Aim of the task> Wherever the word "ylabel" appears in a line, copy that line.

----- Data for the task -----

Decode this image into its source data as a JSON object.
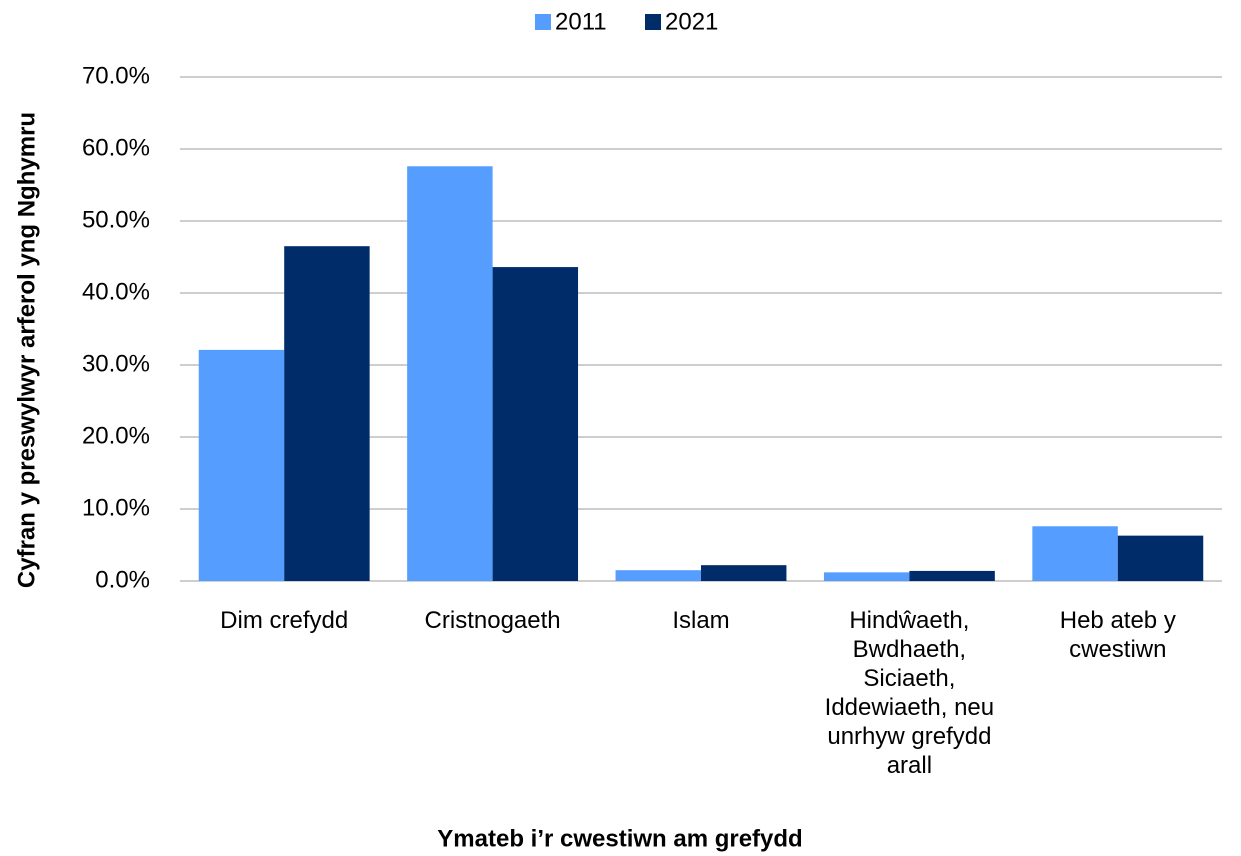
{
  "chart_data": {
    "type": "bar",
    "x_label": "Ymateb i’r cwestiwn am grefydd",
    "y_label": "Cyfran y preswylwyr arferol yng Nghymru",
    "categories": [
      "Dim crefydd",
      "Cristnogaeth",
      "Islam",
      "Hindŵaeth, Bwdhaeth, Siciaeth, Iddewiaeth, neu unrhyw grefydd arall",
      "Heb ateb y cwestiwn"
    ],
    "series": [
      {
        "name": "2011",
        "color": "#559dfe",
        "values": [
          32.1,
          57.6,
          1.5,
          1.2,
          7.6
        ]
      },
      {
        "name": "2021",
        "color": "#002d6a",
        "values": [
          46.5,
          43.6,
          2.2,
          1.4,
          6.3
        ]
      }
    ],
    "ylim": [
      0,
      70
    ],
    "yticks": [
      {
        "value": 0,
        "label": "0.0%"
      },
      {
        "value": 10,
        "label": "10.0%"
      },
      {
        "value": 20,
        "label": "20.0%"
      },
      {
        "value": 30,
        "label": "30.0%"
      },
      {
        "value": 40,
        "label": "40.0%"
      },
      {
        "value": 50,
        "label": "50.0%"
      },
      {
        "value": 60,
        "label": "60.0%"
      },
      {
        "value": 70,
        "label": "70.0%"
      }
    ],
    "grid": true,
    "legend": "top"
  }
}
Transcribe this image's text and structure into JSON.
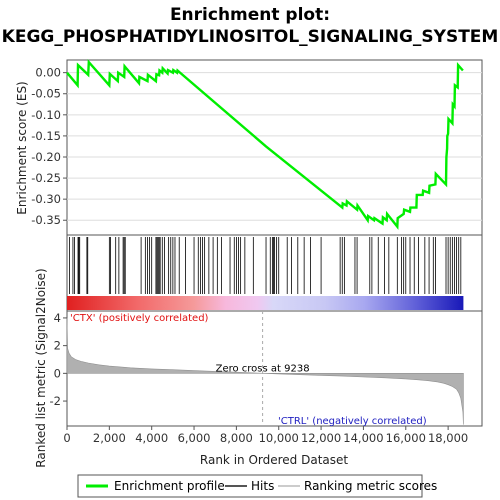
{
  "chart_data": {
    "type": "line",
    "title_line1": "Enrichment plot:",
    "title_line2": "KEGG_PHOSPHATIDYLINOSITOL_SIGNALING_SYSTEM",
    "es_panel": {
      "ylabel": "Enrichment score (ES)",
      "ylim": [
        -0.385,
        0.03
      ],
      "yticks": [
        0.0,
        -0.05,
        -0.1,
        -0.15,
        -0.2,
        -0.25,
        -0.3,
        -0.35
      ],
      "ytick_labels": [
        "0.00",
        "-0.05",
        "-0.10",
        "-0.15",
        "-0.20",
        "-0.25",
        "-0.30",
        "-0.35"
      ],
      "series_name": "Enrichment profile",
      "x": [
        0,
        500,
        520,
        1000,
        1030,
        2000,
        2020,
        2400,
        2420,
        2700,
        2720,
        3400,
        3420,
        3800,
        3820,
        4200,
        4220,
        4350,
        4370,
        4500,
        4520,
        4750,
        4770,
        5000,
        5020,
        5200,
        5220,
        9400,
        13000,
        13020,
        13200,
        13220,
        13700,
        13720,
        14200,
        14220,
        14500,
        14520,
        14900,
        14920,
        15100,
        15120,
        15600,
        15620,
        15900,
        15920,
        16200,
        16220,
        16500,
        16520,
        16800,
        16820,
        17100,
        17120,
        17400,
        17420,
        17900,
        17920,
        17950,
        17960,
        18000,
        18020,
        18200,
        18220,
        18300,
        18320,
        18450,
        18470,
        18700
      ],
      "y": [
        0.0,
        -0.03,
        0.018,
        -0.005,
        0.025,
        -0.03,
        -0.003,
        -0.02,
        0.0,
        -0.01,
        0.015,
        -0.025,
        -0.01,
        -0.02,
        -0.005,
        -0.02,
        -0.004,
        -0.006,
        0.005,
        0.0,
        0.01,
        -0.002,
        0.006,
        0.0,
        0.006,
        0.0,
        0.005,
        -0.175,
        -0.32,
        -0.31,
        -0.315,
        -0.305,
        -0.325,
        -0.315,
        -0.35,
        -0.34,
        -0.35,
        -0.345,
        -0.358,
        -0.343,
        -0.35,
        -0.335,
        -0.365,
        -0.345,
        -0.335,
        -0.325,
        -0.33,
        -0.32,
        -0.32,
        -0.29,
        -0.29,
        -0.28,
        -0.285,
        -0.268,
        -0.265,
        -0.24,
        -0.265,
        -0.2,
        -0.18,
        -0.15,
        -0.145,
        -0.11,
        -0.12,
        -0.075,
        -0.08,
        -0.03,
        -0.035,
        0.018,
        0.005
      ]
    },
    "hits": [
      120,
      280,
      350,
      520,
      560,
      600,
      940,
      980,
      2000,
      2050,
      2300,
      2450,
      2650,
      2700,
      2750,
      3500,
      3700,
      3800,
      3900,
      4000,
      4200,
      4250,
      4300,
      4350,
      4400,
      4500,
      4600,
      4800,
      4900,
      5000,
      5100,
      5300,
      5600,
      6000,
      6200,
      6300,
      6400,
      6500,
      6700,
      6900,
      7100,
      7300,
      7700,
      7900,
      8000,
      8100,
      8200,
      8400,
      8800,
      9400,
      9600,
      9700,
      9750,
      9800,
      9900,
      10000,
      10400,
      10600,
      10900,
      11200,
      11500,
      12000,
      12900,
      13000,
      13100,
      13600,
      13700,
      14300,
      14400,
      14700,
      15000,
      15200,
      15600,
      15800,
      15900,
      16000,
      16200,
      16400,
      16600,
      16900,
      17100,
      17300,
      17400,
      17900,
      18000,
      18100,
      18200,
      18300,
      18400,
      18500,
      18600
    ],
    "rank_panel": {
      "ylabel": "Ranked list metric (Signal2Noise)",
      "xlabel": "Rank in Ordered Dataset",
      "ylim": [
        -3.8,
        4.5
      ],
      "yticks": [
        4,
        2,
        0,
        -2
      ],
      "xlim": [
        0,
        19600
      ],
      "xticks": [
        0,
        2000,
        4000,
        6000,
        8000,
        10000,
        12000,
        14000,
        16000,
        18000
      ],
      "xtick_labels": [
        "0",
        "2,000",
        "4,000",
        "6,000",
        "8,000",
        "10,000",
        "12,000",
        "14,000",
        "16,000",
        "18,000"
      ],
      "zero_cross": 9238,
      "zero_cross_label": "Zero cross at 9238",
      "pos_label": "'CTX' (positively correlated)",
      "neg_label": "'CTRL' (negatively correlated)",
      "metric_points": {
        "x": [
          0,
          30,
          100,
          200,
          400,
          700,
          1000,
          1500,
          2000,
          3000,
          4000,
          5000,
          6000,
          7000,
          8000,
          9238,
          10000,
          11000,
          12000,
          13000,
          14000,
          15000,
          16000,
          16500,
          17000,
          17500,
          17800,
          18000,
          18200,
          18400,
          18500,
          18600,
          18700,
          18720
        ],
        "y": [
          4.0,
          1.8,
          1.45,
          1.2,
          1.0,
          0.85,
          0.75,
          0.62,
          0.52,
          0.4,
          0.32,
          0.26,
          0.2,
          0.14,
          0.08,
          0.0,
          -0.05,
          -0.1,
          -0.15,
          -0.2,
          -0.26,
          -0.32,
          -0.4,
          -0.46,
          -0.52,
          -0.62,
          -0.72,
          -0.82,
          -0.95,
          -1.15,
          -1.4,
          -1.8,
          -2.8,
          -3.7
        ]
      }
    },
    "legend": [
      {
        "label": "Enrichment profile",
        "color": "#00ee00"
      },
      {
        "label": "Hits",
        "color": "#555555"
      },
      {
        "label": "Ranking metric scores",
        "color": "#cccccc"
      }
    ],
    "colors": {
      "profile": "#00ee00",
      "hits": "#000000",
      "metric_fill": "#b0b0b0",
      "zero_line": "#aaaaaa",
      "panel_border": "#555555"
    }
  }
}
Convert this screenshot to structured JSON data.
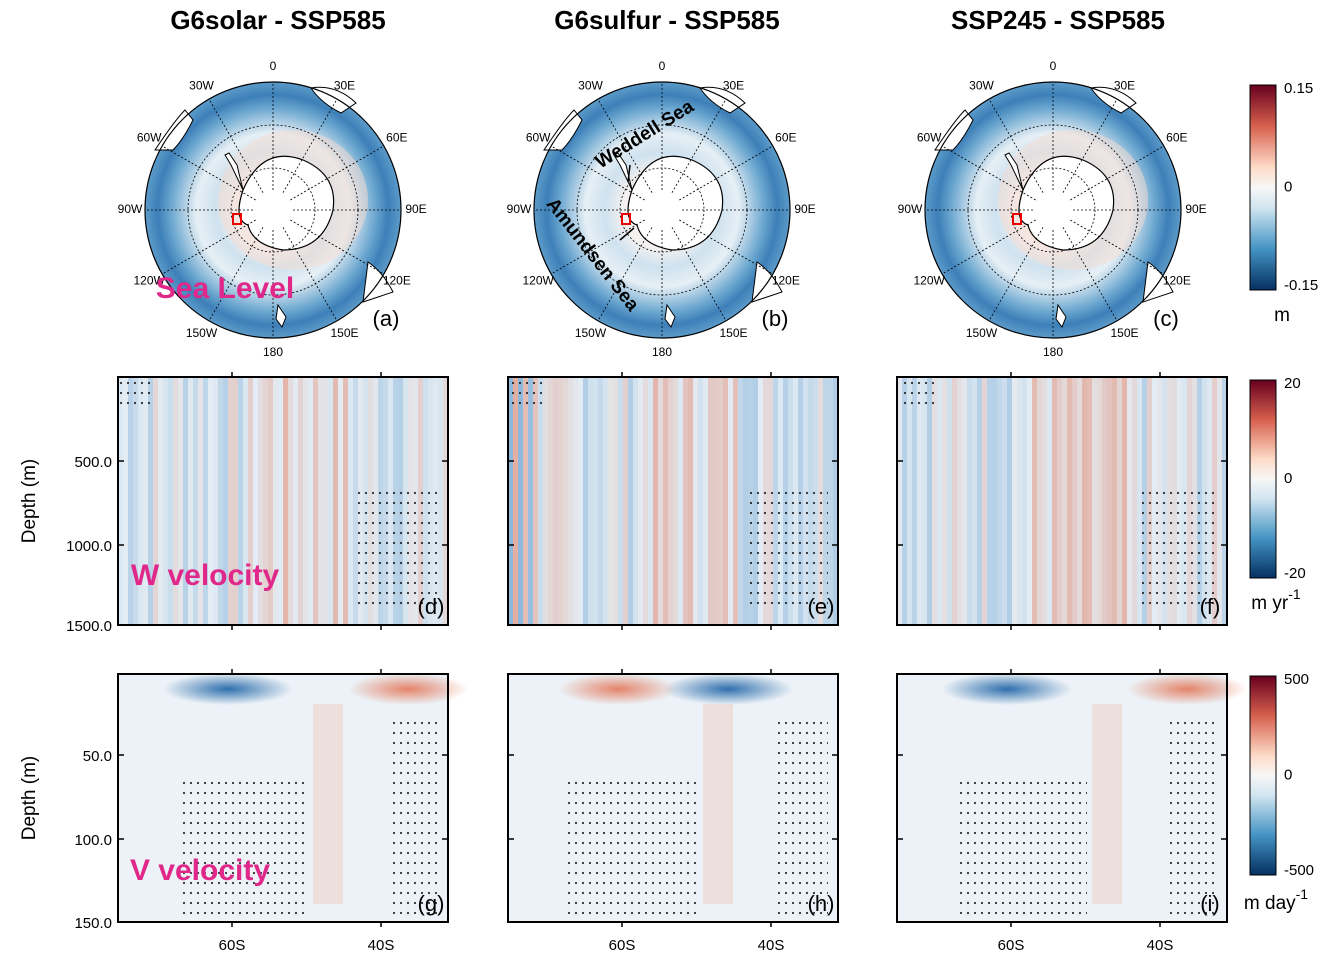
{
  "columns": [
    {
      "title": "G6solar - SSP585"
    },
    {
      "title": "G6sulfur - SSP585"
    },
    {
      "title": "SSP245 - SSP585"
    }
  ],
  "map_longitudes": [
    "0",
    "30E",
    "60E",
    "90E",
    "120E",
    "150E",
    "180",
    "150W",
    "120W",
    "90W",
    "60W",
    "30W"
  ],
  "panel_labels": [
    "(a)",
    "(b)",
    "(c)",
    "(d)",
    "(e)",
    "(f)",
    "(g)",
    "(h)",
    "(i)"
  ],
  "row_annotations": [
    "Sea Level",
    "W velocity",
    "V velocity"
  ],
  "map_annotations": [
    "Weddell Sea",
    "Amundsen Sea"
  ],
  "depth_axis_title": "Depth (m)",
  "w_depth_ticks": [
    "500.0",
    "1000.0",
    "1500.0"
  ],
  "v_depth_ticks": [
    "50.0",
    "100.0",
    "150.0"
  ],
  "lat_ticks": [
    "60S",
    "40S"
  ],
  "colorbars": [
    {
      "ticks": [
        "0.15",
        "0",
        "-0.15"
      ],
      "unit": "m"
    },
    {
      "ticks": [
        "20",
        "0",
        "-20"
      ],
      "unit": "m yr",
      "unit_exponent": "-1"
    },
    {
      "ticks": [
        "500",
        "0",
        "-500"
      ],
      "unit": "m day",
      "unit_exponent": "-1"
    }
  ]
}
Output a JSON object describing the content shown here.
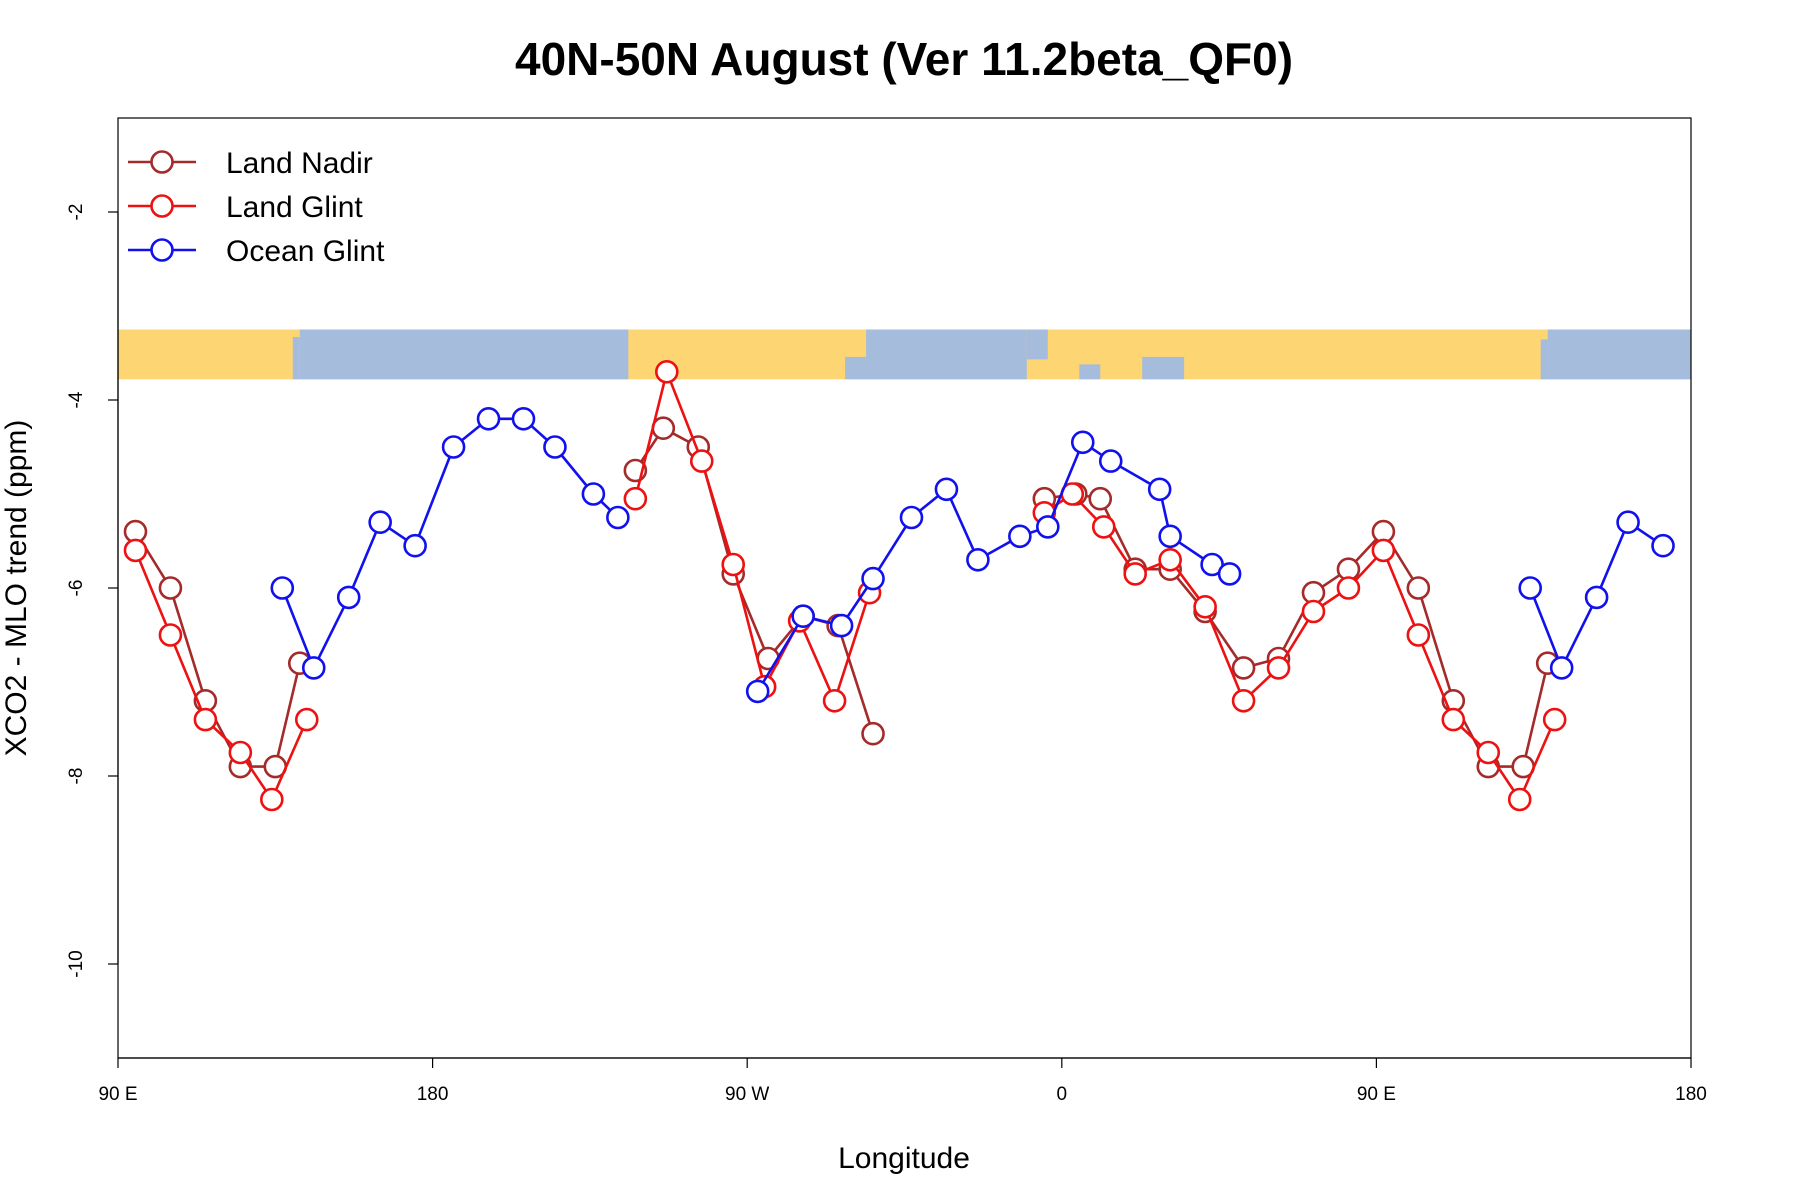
{
  "chart_data": {
    "type": "line",
    "title": "40N-50N August (Ver 11.2beta_QF0)",
    "xlabel": "Longitude",
    "ylabel": "XCO2 - MLO trend (ppm)",
    "xlim": [
      90,
      540
    ],
    "ylim": [
      -11,
      -1
    ],
    "x_ticks": [
      {
        "value": 90,
        "label": "90 E"
      },
      {
        "value": 180,
        "label": "180"
      },
      {
        "value": 270,
        "label": "90 W"
      },
      {
        "value": 360,
        "label": "0"
      },
      {
        "value": 450,
        "label": "90 E"
      },
      {
        "value": 540,
        "label": "180"
      }
    ],
    "y_ticks": [
      {
        "value": -2,
        "label": "-2"
      },
      {
        "value": -4,
        "label": "-4"
      },
      {
        "value": -6,
        "label": "-6"
      },
      {
        "value": -8,
        "label": "-8"
      },
      {
        "value": -10,
        "label": "-10"
      }
    ],
    "legend_position": "top-left",
    "map_strip": {
      "top": -3.25,
      "bottom": -3.78,
      "land_color": "#fdd673",
      "ocean_color": "#a6bcdc"
    },
    "series": [
      {
        "name": "Land Nadir",
        "color": "#a52a2a",
        "points": [
          [
            [
              95,
              -5.4
            ],
            [
              105,
              -6.0
            ],
            [
              115,
              -7.2
            ],
            [
              125,
              -7.9
            ],
            [
              135,
              -7.9
            ],
            [
              142,
              -6.8
            ]
          ],
          [
            [
              238,
              -4.75
            ],
            [
              246,
              -4.3
            ],
            [
              256,
              -4.5
            ],
            [
              266,
              -5.85
            ],
            [
              276,
              -6.75
            ],
            [
              286,
              -6.3
            ],
            [
              296,
              -6.4
            ],
            [
              306,
              -7.55
            ]
          ],
          [
            [
              355,
              -5.05
            ],
            [
              364,
              -5.0
            ],
            [
              371,
              -5.05
            ],
            [
              381,
              -5.8
            ],
            [
              391,
              -5.8
            ],
            [
              401,
              -6.25
            ],
            [
              412,
              -6.85
            ],
            [
              422,
              -6.75
            ],
            [
              432,
              -6.05
            ],
            [
              442,
              -5.8
            ],
            [
              452,
              -5.4
            ],
            [
              462,
              -6.0
            ],
            [
              472,
              -7.2
            ],
            [
              482,
              -7.9
            ],
            [
              492,
              -7.9
            ],
            [
              499,
              -6.8
            ]
          ]
        ]
      },
      {
        "name": "Land Glint",
        "color": "#ee1111",
        "points": [
          [
            [
              95,
              -5.6
            ],
            [
              105,
              -6.5
            ],
            [
              115,
              -7.4
            ],
            [
              125,
              -7.75
            ],
            [
              134,
              -8.25
            ],
            [
              144,
              -7.4
            ]
          ],
          [
            [
              238,
              -5.05
            ],
            [
              247,
              -3.7
            ],
            [
              257,
              -4.65
            ],
            [
              266,
              -5.75
            ],
            [
              275,
              -7.05
            ],
            [
              285,
              -6.35
            ],
            [
              295,
              -7.2
            ],
            [
              305,
              -6.05
            ]
          ],
          [
            [
              355,
              -5.2
            ],
            [
              363,
              -5.0
            ],
            [
              372,
              -5.35
            ],
            [
              381,
              -5.85
            ],
            [
              391,
              -5.7
            ],
            [
              401,
              -6.2
            ],
            [
              412,
              -7.2
            ],
            [
              422,
              -6.85
            ],
            [
              432,
              -6.25
            ],
            [
              442,
              -6.0
            ],
            [
              452,
              -5.6
            ],
            [
              462,
              -6.5
            ],
            [
              472,
              -7.4
            ],
            [
              482,
              -7.75
            ],
            [
              491,
              -8.25
            ],
            [
              501,
              -7.4
            ]
          ]
        ]
      },
      {
        "name": "Ocean Glint",
        "color": "#1111ee",
        "points": [
          [
            [
              137,
              -6.0
            ],
            [
              146,
              -6.85
            ],
            [
              156,
              -6.1
            ],
            [
              165,
              -5.3
            ],
            [
              175,
              -5.55
            ],
            [
              186,
              -4.5
            ],
            [
              196,
              -4.2
            ],
            [
              206,
              -4.2
            ],
            [
              215,
              -4.5
            ],
            [
              226,
              -5.0
            ],
            [
              233,
              -5.25
            ]
          ],
          [
            [
              273,
              -7.1
            ],
            [
              286,
              -6.3
            ],
            [
              297,
              -6.4
            ],
            [
              306,
              -5.9
            ],
            [
              317,
              -5.25
            ],
            [
              327,
              -4.95
            ],
            [
              336,
              -5.7
            ],
            [
              348,
              -5.45
            ],
            [
              356,
              -5.35
            ],
            [
              366,
              -4.45
            ],
            [
              374,
              -4.65
            ],
            [
              388,
              -4.95
            ],
            [
              391,
              -5.45
            ],
            [
              403,
              -5.75
            ],
            [
              408,
              -5.85
            ]
          ],
          [
            [
              494,
              -6.0
            ],
            [
              503,
              -6.85
            ],
            [
              513,
              -6.1
            ],
            [
              522,
              -5.3
            ],
            [
              532,
              -5.55
            ]
          ]
        ]
      }
    ]
  }
}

-----

Answer to this task>
      "ylabel": "Enrichment score (ES)",
      "ylabel": "Ranked list metric (Signal2Noise)",
    "ylabel": "XCO2 - MLO trend (ppm)",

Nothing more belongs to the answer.